• The problem: Set down every entry again word for word, please, but skip the pictures.

• Record excerpts:

══════════════════════════════

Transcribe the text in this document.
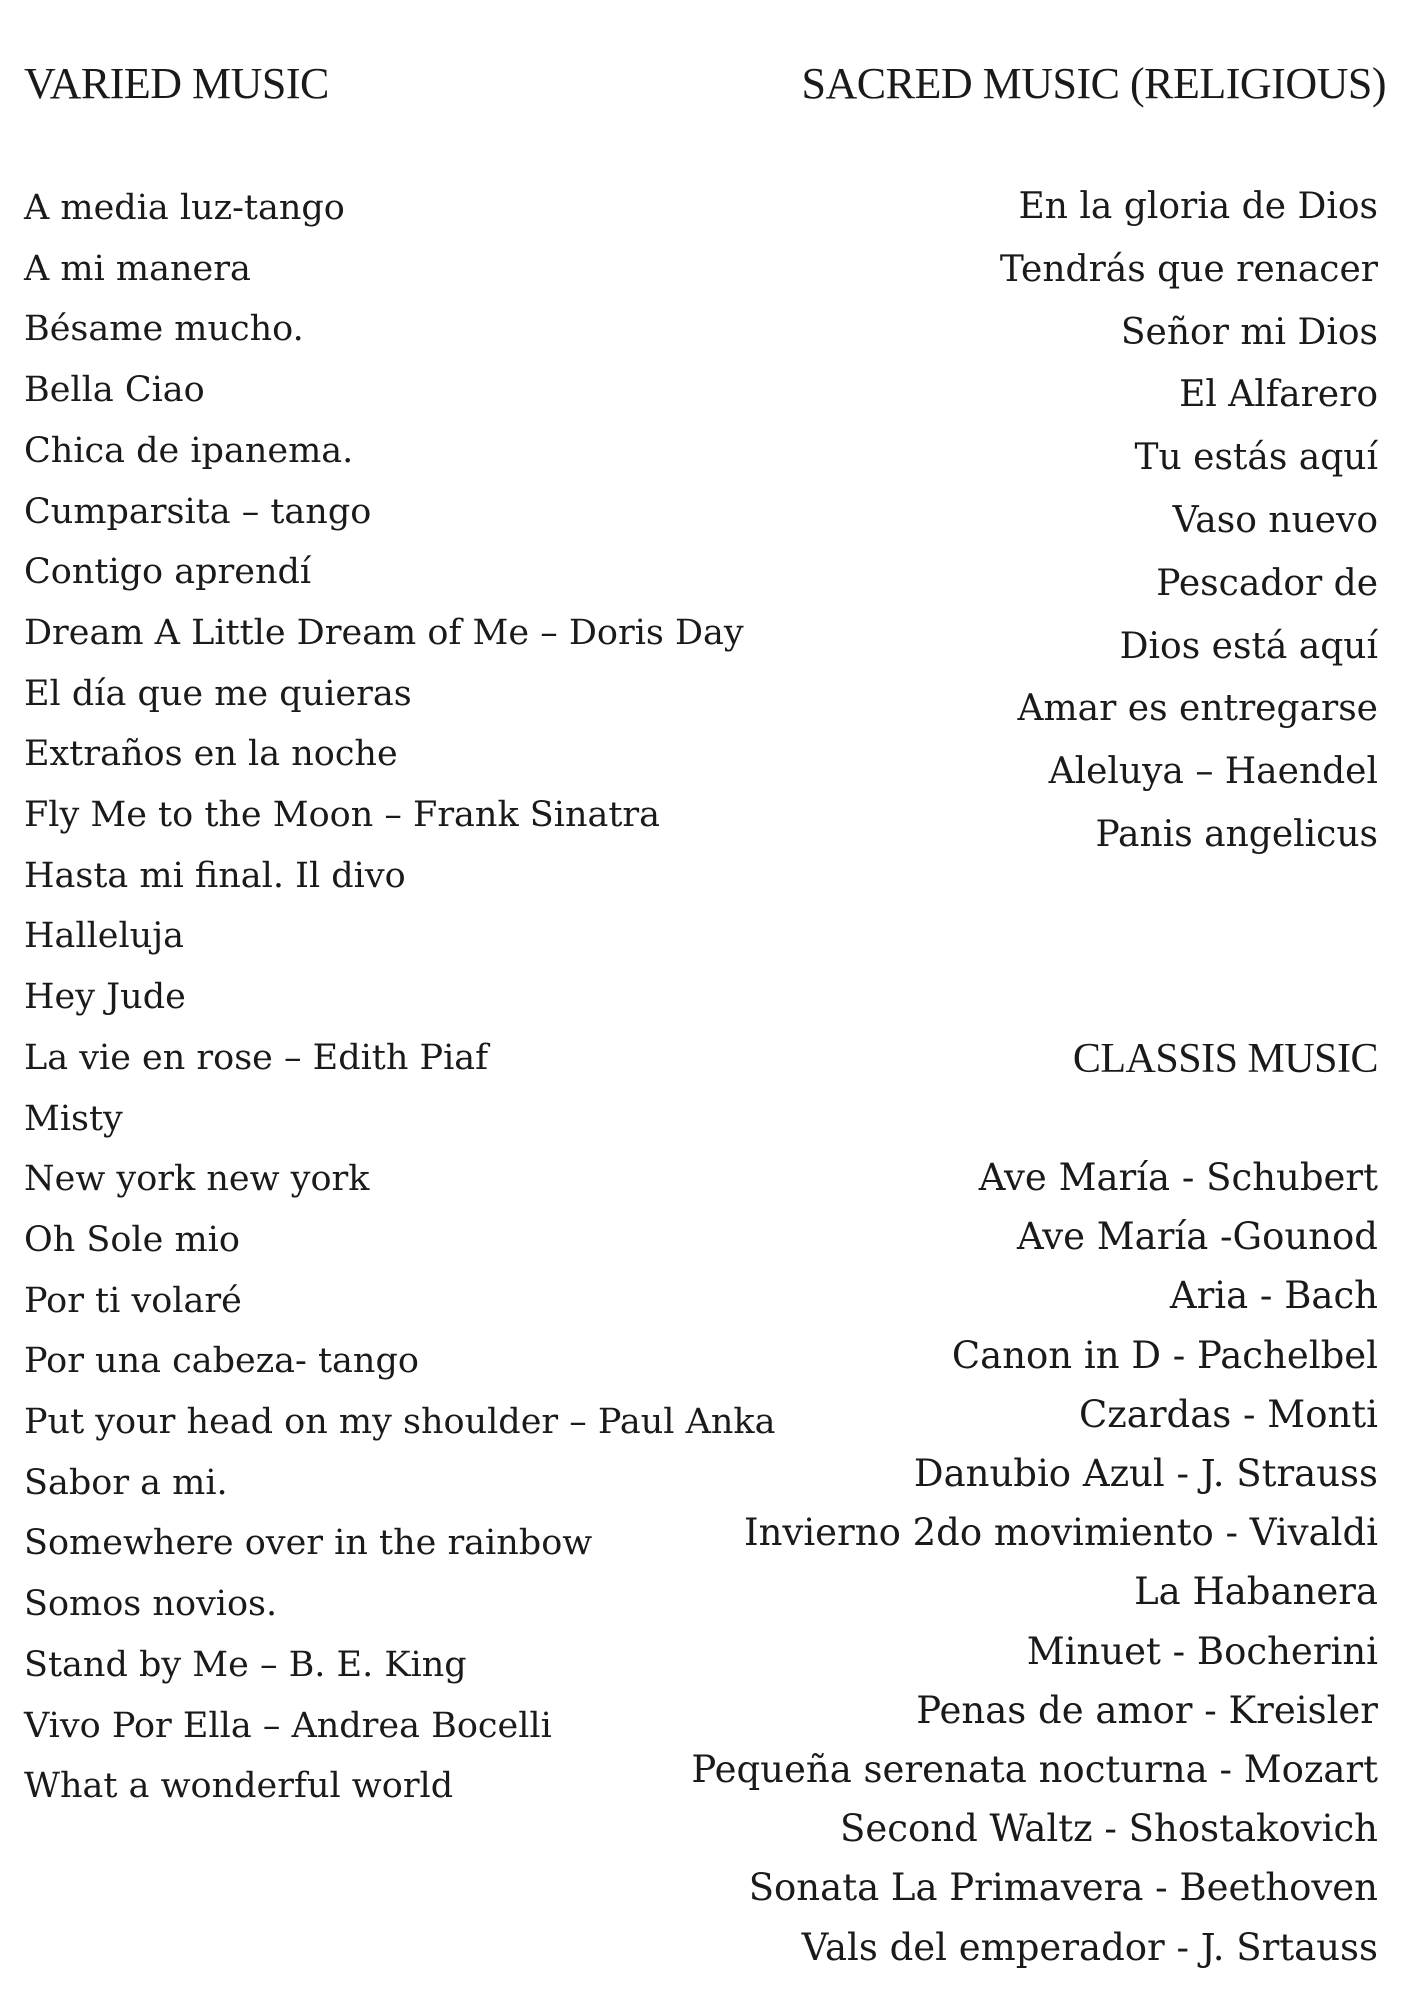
VARIED MUSIC
A media luz-tango
A mi manera
Bésame mucho.
Bella Ciao
Chica de ipanema.
Cumparsita – tango
Contigo aprendí
Dream A Little Dream of Me – Doris Day
El día que me quieras
Extraños en la noche
Fly Me to the Moon – Frank Sinatra
Hasta mi final. Il divo
Halleluja
Hey Jude
La vie en rose – Edith Piaf
Misty
New york new york
Oh Sole mio
Por ti volaré
Por una cabeza- tango
Put your head on my shoulder – Paul Anka
Sabor a mi.
Somewhere over in the rainbow
Somos novios.
Stand by Me – B. E. King
Vivo Por Ella – Andrea Bocelli
What a wonderful world
SACRED MUSIC (RELIGIOUS)
En la gloria de Dios
Tendrás que renacer
Señor mi Dios
El Alfarero
Tu estás aquí
Vaso nuevo
Pescador de
Dios está aquí
Amar es entregarse
Aleluya – Haendel
Panis angelicus
CLASSIS MUSIC
Ave María - Schubert
Ave María -Gounod
Aria - Bach
Canon in D - Pachelbel
Czardas - Monti
Danubio Azul - J. Strauss
Invierno 2do movimiento - Vivaldi
La Habanera
Minuet - Bocherini
Penas de amor - Kreisler
Pequeña serenata nocturna - Mozart
Second Waltz - Shostakovich
Sonata La Primavera - Beethoven
Vals del emperador - J. Srtauss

══════════════════════════════

• Expected answer:
Transcribe the text in this document.
VARIED MUSIC
A media luz-tango
A mi manera
Bésame mucho.
Bella Ciao
Chica de ipanema.
Cumparsita – tango
Contigo aprendí
Dream A Little Dream of Me – Doris Day
El día que me quieras
Extraños en la noche
Fly Me to the Moon – Frank Sinatra
Hasta mi final. Il divo
Halleluja
Hey Jude
La vie en rose – Edith Piaf
Misty
New york new york
Oh Sole mio
Por ti volaré
Por una cabeza- tango
Put your head on my shoulder – Paul Anka
Sabor a mi.
Somewhere over in the rainbow
Somos novios.
Stand by Me – B. E. King
Vivo Por Ella – Andrea Bocelli
What a wonderful world
SACRED MUSIC (RELIGIOUS)
En la gloria de Dios
Tendrás que renacer
Señor mi Dios
El Alfarero
Tu estás aquí
Vaso nuevo
Pescador de
Dios está aquí
Amar es entregarse
Aleluya – Haendel
Panis angelicus
CLASSIS MUSIC
Ave María - Schubert
Ave María -Gounod
Aria - Bach
Canon in D - Pachelbel
Czardas - Monti
Danubio Azul - J. Strauss
Invierno 2do movimiento - Vivaldi
La Habanera
Minuet - Bocherini
Penas de amor - Kreisler
Pequeña serenata nocturna - Mozart
Second Waltz - Shostakovich
Sonata La Primavera - Beethoven
Vals del emperador - J. Srtauss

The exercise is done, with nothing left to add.